### YOUR OBJECTIVE
Return all entries precisely as they stand, without the images.

** START DATASET EXTRACT **

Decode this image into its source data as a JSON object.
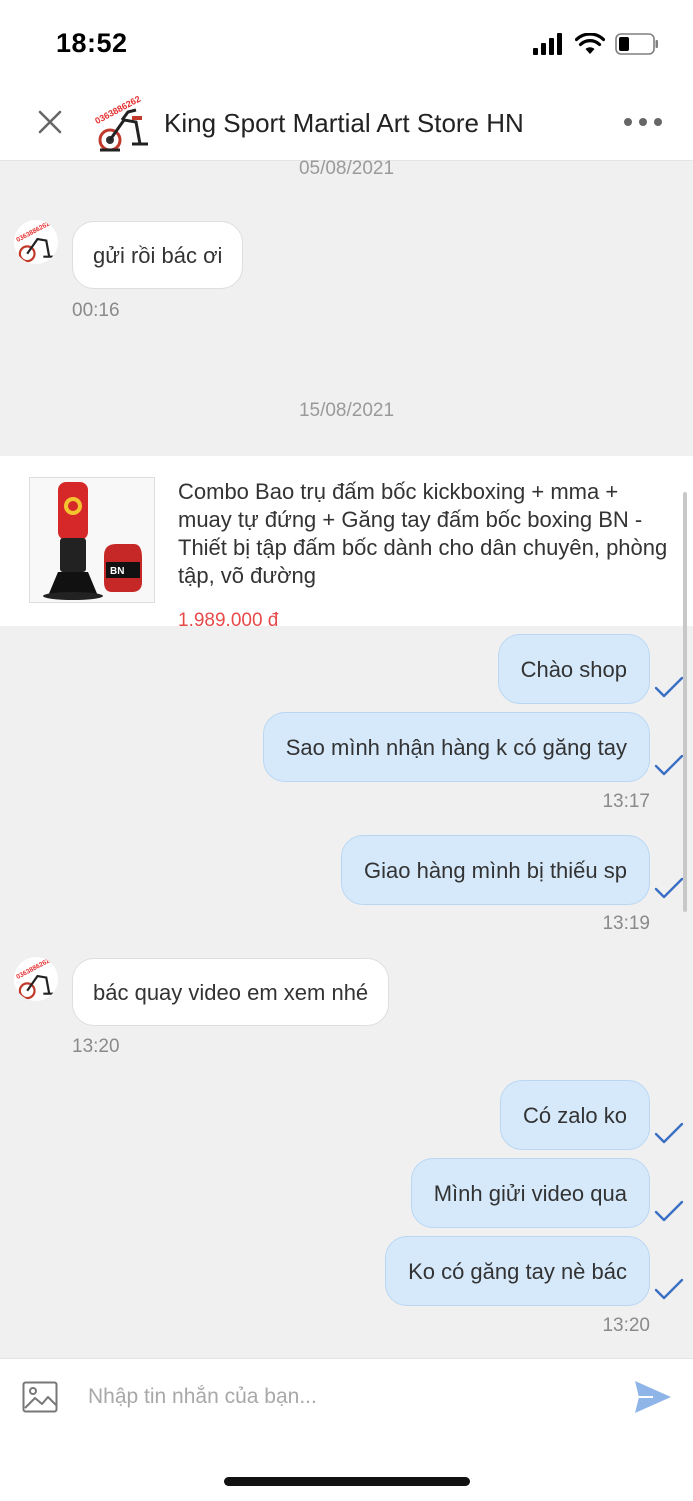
{
  "status_bar": {
    "time": "18:52"
  },
  "header": {
    "shop_name": "King Sport Martial Art Store HN",
    "avatar_text": "0363886262"
  },
  "chat": {
    "date_1": "05/08/2021",
    "msg_1": {
      "text": "gửi rồi bác ơi",
      "time": "00:16"
    },
    "date_2": "15/08/2021",
    "product": {
      "title": "Combo Bao trụ đấm bốc kickboxing + mma + muay tự đứng + Găng tay đấm bốc boxing BN - Thiết bị tập đấm bốc dành cho dân chuyên, phòng tập, võ đường",
      "price": "1.989.000 đ"
    },
    "msg_2": {
      "text": "Chào shop"
    },
    "msg_3": {
      "text": "Sao mình nhận hàng k có găng tay",
      "time": "13:17"
    },
    "msg_4": {
      "text": "Giao hàng mình bị thiếu sp",
      "time": "13:19"
    },
    "msg_5": {
      "text": "bác quay video em xem nhé",
      "time": "13:20"
    },
    "msg_6": {
      "text": "Có zalo ko"
    },
    "msg_7": {
      "text": "Mình giửi video qua"
    },
    "msg_8": {
      "text": "Ko có găng tay nè bác",
      "time": "13:20"
    }
  },
  "input": {
    "placeholder": "Nhập tin nhắn của bạn..."
  },
  "colors": {
    "accent": "#3a6fc4",
    "out_bubble": "#d6e9fb",
    "price": "#e84a4a"
  }
}
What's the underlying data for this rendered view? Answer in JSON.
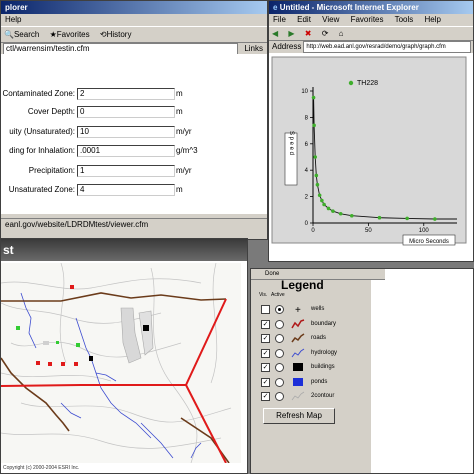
{
  "form_window": {
    "title": "plorer",
    "menu": [
      "Help"
    ],
    "toolbar": [
      "Search",
      "Favorites",
      "History"
    ],
    "links_label": "Links",
    "address": "ctl/warrensim/testin.cfm",
    "fields": [
      {
        "label": "Contaminated Zone:",
        "value": "2",
        "unit": "m"
      },
      {
        "label": "Cover Depth:",
        "value": "0",
        "unit": "m"
      },
      {
        "label": "uity (Unsaturated):",
        "value": "10",
        "unit": "m/yr"
      },
      {
        "label": "ding for Inhalation:",
        "value": ".0001",
        "unit": "g/m^3"
      },
      {
        "label": "Precipitation:",
        "value": "1",
        "unit": "m/yr"
      },
      {
        "label": "Unsaturated Zone:",
        "value": "4",
        "unit": "m"
      }
    ],
    "status_url": "eanl.gov/website/LDRDMtest/viewer.cfm"
  },
  "graph_window": {
    "title": "Untitled - Microsoft Internet Explorer",
    "menu": [
      "File",
      "Edit",
      "View",
      "Favorites",
      "Tools",
      "Help"
    ],
    "address_label": "Address",
    "address": "http://web.ead.anl.gov/resrad/demo/graph/graph.cfm"
  },
  "chart_data": {
    "type": "scatter",
    "ylabel": "S p e e d",
    "xlabel": "Micro Seconds",
    "legend": "TH228",
    "legend_position": "top-right",
    "grid": false,
    "xlim": [
      0,
      130
    ],
    "ylim": [
      0,
      10
    ],
    "yticks": [
      "10",
      "8",
      "6",
      "4",
      "2",
      "0"
    ],
    "xticks": [
      "0",
      "50",
      "100"
    ],
    "x": [
      0.5,
      1,
      2,
      3,
      4,
      6,
      8,
      10,
      14,
      18,
      25,
      35,
      60,
      85,
      110
    ],
    "y": [
      9.5,
      7.4,
      5.0,
      3.6,
      2.9,
      2.1,
      1.7,
      1.4,
      1.1,
      0.9,
      0.7,
      0.55,
      0.4,
      0.35,
      0.3
    ],
    "color": "#3fae2c"
  },
  "map_window": {
    "title_fragment": "st",
    "copyright": "Copyright (c) 2000-2004 ESRI Inc.",
    "mode_label": "Done",
    "legend_title": "Legend",
    "col_vis": "Vis.",
    "col_active": "Active",
    "layers": [
      {
        "name": "wells",
        "visible": false,
        "active": true,
        "symbol": "cross"
      },
      {
        "name": "boundary",
        "visible": true,
        "active": false,
        "symbol": "boundary"
      },
      {
        "name": "roads",
        "visible": true,
        "active": false,
        "symbol": "roads"
      },
      {
        "name": "hydrology",
        "visible": true,
        "active": false,
        "symbol": "hydro"
      },
      {
        "name": "buildings",
        "visible": true,
        "active": false,
        "symbol": "black-square"
      },
      {
        "name": "ponds",
        "visible": true,
        "active": false,
        "symbol": "blue-square"
      },
      {
        "name": "2contour",
        "visible": true,
        "active": false,
        "symbol": "contour"
      }
    ],
    "refresh_button": "Refresh Map"
  }
}
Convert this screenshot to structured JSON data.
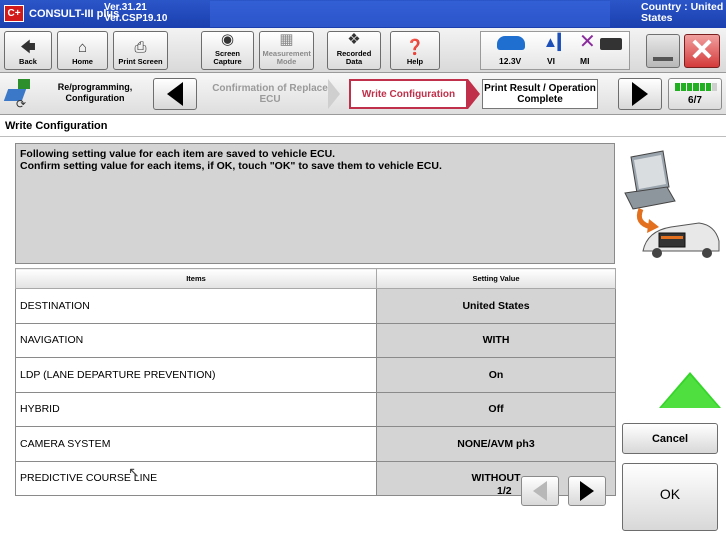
{
  "titlebar": {
    "app_name": "CONSULT-III plus",
    "logo": "C+",
    "version_line1": "Ver.31.21",
    "version_line2": "Ver.CSP19.10",
    "country_line1": "Country : United",
    "country_line2": "States"
  },
  "toolbar": {
    "back": "Back",
    "home": "Home",
    "print_screen": "Print Screen",
    "screen_capture": "Screen Capture",
    "measurement_mode": "Measurement Mode",
    "recorded_data": "Recorded Data",
    "help": "Help",
    "voltage": "12.3V",
    "vi": "VI",
    "mi": "MI",
    "icons": {
      "back": "back-arrow-icon",
      "home": "home-icon",
      "print_screen": "printer-icon",
      "screen_capture": "camera-icon",
      "measurement_mode": "measurement-icon",
      "recorded_data": "recorded-data-icon",
      "help": "help-icon"
    }
  },
  "stepbar": {
    "title": "Re/programming, Configuration",
    "steps": [
      {
        "label": "Confirmation of Replace ECU",
        "state": "past"
      },
      {
        "label": "Write Configuration",
        "state": "current"
      },
      {
        "label": "Print Result / Operation Complete",
        "state": "next"
      }
    ],
    "page": "6/7",
    "progress_filled_segments": 6,
    "progress_total_segments": 7
  },
  "heading": "Write Configuration",
  "message": {
    "line1": "Following setting value for each item are saved to vehicle ECU.",
    "line2": "Confirm setting value for each items, if OK, touch \"OK\" to save them to vehicle ECU."
  },
  "table": {
    "headers": {
      "items": "Items",
      "value": "Setting Value"
    },
    "rows": [
      {
        "item": "DESTINATION",
        "value": "United States"
      },
      {
        "item": "NAVIGATION",
        "value": "WITH"
      },
      {
        "item": "LDP (LANE DEPARTURE PREVENTION)",
        "value": "On"
      },
      {
        "item": "HYBRID",
        "value": "Off"
      },
      {
        "item": "CAMERA SYSTEM",
        "value": "NONE/AVM ph3"
      },
      {
        "item": "PREDICTIVE COURSE LINE",
        "value": "WITHOUT"
      }
    ]
  },
  "pager": {
    "text": "1/2"
  },
  "buttons": {
    "cancel": "Cancel",
    "ok": "OK"
  },
  "colors": {
    "titlebar": "#1b3fae",
    "current_step": "#c0304a",
    "progress": "#22b022",
    "ok_pointer": "#35d52a",
    "value_cell": "#d4d4d4"
  }
}
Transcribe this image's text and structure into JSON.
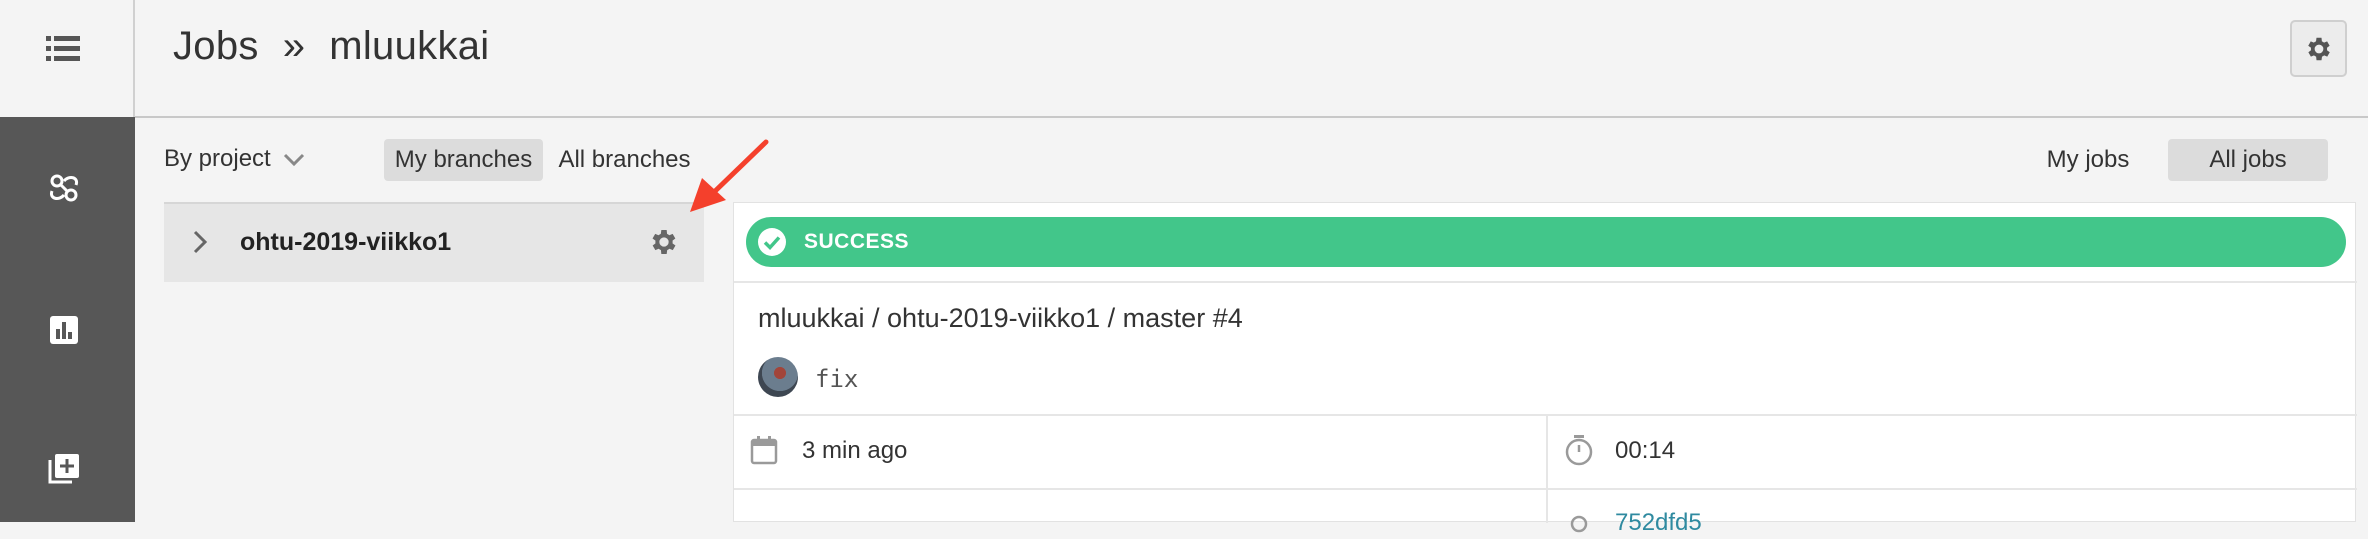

** END DATASET EXTRACT **

### RESPONSE FOR THIS EXERCISE
Decode this image into its source data as a JSON object.
{
  "status_bar": {
    "time": "18:52"
  },
  "header": {
    "shop_name": "King Sport Martial Art Store HN",
    "avatar_text": "0363886262"
  },
  "chat": {
    "date_1": "05/08/2021",
    "msg_1": {
      "text": "gửi rồi bác ơi",
      "time": "00:16"
    },
    "date_2": "15/08/2021",
    "product": {
      "title": "Combo Bao trụ đấm bốc kickboxing + mma + muay tự đứng + Găng tay đấm bốc boxing BN - Thiết bị tập đấm bốc dành cho dân chuyên, phòng tập, võ đường",
      "price": "1.989.000 đ"
    },
    "msg_2": {
      "text": "Chào shop"
    },
    "msg_3": {
      "text": "Sao mình nhận hàng k có găng tay",
      "time": "13:17"
    },
    "msg_4": {
      "text": "Giao hàng mình bị thiếu sp",
      "time": "13:19"
    },
    "msg_5": {
      "text": "bác quay video em xem nhé",
      "time": "13:20"
    },
    "msg_6": {
      "text": "Có zalo ko"
    },
    "msg_7": {
      "text": "Mình giửi video qua"
    },
    "msg_8": {
      "text": "Ko có găng tay nè bác",
      "time": "13:20"
    }
  },
  "input": {
    "placeholder": "Nhập tin nhắn của bạn..."
  },
  "colors": {
    "accent": "#3a6fc4",
    "out_bubble": "#d6e9fb",
    "price": "#e84a4a"
  }
}
What's the underlying data for this rendered view? Answer in JSON.
{
  "form_window": {
    "title": "plorer",
    "menu": [
      "Help"
    ],
    "toolbar": [
      "Search",
      "Favorites",
      "History"
    ],
    "links_label": "Links",
    "address": "ctl/warrensim/testin.cfm",
    "fields": [
      {
        "label": "Contaminated Zone:",
        "value": "2",
        "unit": "m"
      },
      {
        "label": "Cover Depth:",
        "value": "0",
        "unit": "m"
      },
      {
        "label": "uity (Unsaturated):",
        "value": "10",
        "unit": "m/yr"
      },
      {
        "label": "ding for Inhalation:",
        "value": ".0001",
        "unit": "g/m^3"
      },
      {
        "label": "Precipitation:",
        "value": "1",
        "unit": "m/yr"
      },
      {
        "label": "Unsaturated Zone:",
        "value": "4",
        "unit": "m"
      }
    ],
    "status_url": "eanl.gov/website/LDRDMtest/viewer.cfm"
  },
  "graph_window": {
    "title": "Untitled - Microsoft Internet Explorer",
    "menu": [
      "File",
      "Edit",
      "View",
      "Favorites",
      "Tools",
      "Help"
    ],
    "address_label": "Address",
    "address": "http://web.ead.anl.gov/resrad/demo/graph/graph.cfm"
  },
  "chart_data": {
    "type": "scatter",
    "ylabel": "S p e e d",
    "xlabel": "Micro Seconds",
    "legend": "TH228",
    "legend_position": "top-right",
    "grid": false,
    "xlim": [
      0,
      130
    ],
    "ylim": [
      0,
      10
    ],
    "yticks": [
      "10",
      "8",
      "6",
      "4",
      "2",
      "0"
    ],
    "xticks": [
      "0",
      "50",
      "100"
    ],
    "x": [
      0.5,
      1,
      2,
      3,
      4,
      6,
      8,
      10,
      14,
      18,
      25,
      35,
      60,
      85,
      110
    ],
    "y": [
      9.5,
      7.4,
      5.0,
      3.6,
      2.9,
      2.1,
      1.7,
      1.4,
      1.1,
      0.9,
      0.7,
      0.55,
      0.4,
      0.35,
      0.3
    ],
    "color": "#3fae2c"
  },
  "map_window": {
    "title_fragment": "st",
    "copyright": "Copyright (c) 2000-2004 ESRI Inc.",
    "mode_label": "Done",
    "legend_title": "Legend",
    "col_vis": "Vis.",
    "col_active": "Active",
    "layers": [
      {
        "name": "wells",
        "visible": false,
        "active": true,
        "symbol": "cross"
      },
      {
        "name": "boundary",
        "visible": true,
        "active": false,
        "symbol": "boundary"
      },
      {
        "name": "roads",
        "visible": true,
        "active": false,
        "symbol": "roads"
      },
      {
        "name": "hydrology",
        "visible": true,
        "active": false,
        "symbol": "hydro"
      },
      {
        "name": "buildings",
        "visible": true,
        "active": false,
        "symbol": "black-square"
      },
      {
        "name": "ponds",
        "visible": true,
        "active": false,
        "symbol": "blue-square"
      },
      {
        "name": "2contour",
        "visible": true,
        "active": false,
        "symbol": "contour"
      }
    ],
    "refresh_button": "Refresh Map"
  }
}
Convert this screenshot to structured JSON data.
{
  "titlebar": {
    "app_name": "CONSULT-III plus",
    "logo": "C+",
    "version_line1": "Ver.31.21",
    "version_line2": "Ver.CSP19.10",
    "country_line1": "Country : United",
    "country_line2": "States"
  },
  "toolbar": {
    "back": "Back",
    "home": "Home",
    "print_screen": "Print Screen",
    "screen_capture": "Screen Capture",
    "measurement_mode": "Measurement Mode",
    "recorded_data": "Recorded Data",
    "help": "Help",
    "voltage": "12.3V",
    "vi": "VI",
    "mi": "MI",
    "icons": {
      "back": "back-arrow-icon",
      "home": "home-icon",
      "print_screen": "printer-icon",
      "screen_capture": "camera-icon",
      "measurement_mode": "measurement-icon",
      "recorded_data": "recorded-data-icon",
      "help": "help-icon"
    }
  },
  "stepbar": {
    "title": "Re/programming, Configuration",
    "steps": [
      {
        "label": "Confirmation of Replace ECU",
        "state": "past"
      },
      {
        "label": "Write Configuration",
        "state": "current"
      },
      {
        "label": "Print Result / Operation Complete",
        "state": "next"
      }
    ],
    "page": "6/7",
    "progress_filled_segments": 6,
    "progress_total_segments": 7
  },
  "heading": "Write Configuration",
  "message": {
    "line1": "Following setting value for each item are saved to vehicle ECU.",
    "line2": "Confirm setting value for each items, if OK, touch \"OK\" to save them to vehicle ECU."
  },
  "table": {
    "headers": {
      "items": "Items",
      "value": "Setting Value"
    },
    "rows": [
      {
        "item": "DESTINATION",
        "value": "United States"
      },
      {
        "item": "NAVIGATION",
        "value": "WITH"
      },
      {
        "item": "LDP (LANE DEPARTURE PREVENTION)",
        "value": "On"
      },
      {
        "item": "HYBRID",
        "value": "Off"
      },
      {
        "item": "CAMERA SYSTEM",
        "value": "NONE/AVM ph3"
      },
      {
        "item": "PREDICTIVE COURSE LINE",
        "value": "WITHOUT"
      }
    ]
  },
  "pager": {
    "text": "1/2"
  },
  "buttons": {
    "cancel": "Cancel",
    "ok": "OK"
  },
  "colors": {
    "titlebar": "#1b3fae",
    "current_step": "#c0304a",
    "progress": "#22b022",
    "ok_pointer": "#35d52a",
    "value_cell": "#d4d4d4"
  }
}
Transcribe this image's text and structure into JSON.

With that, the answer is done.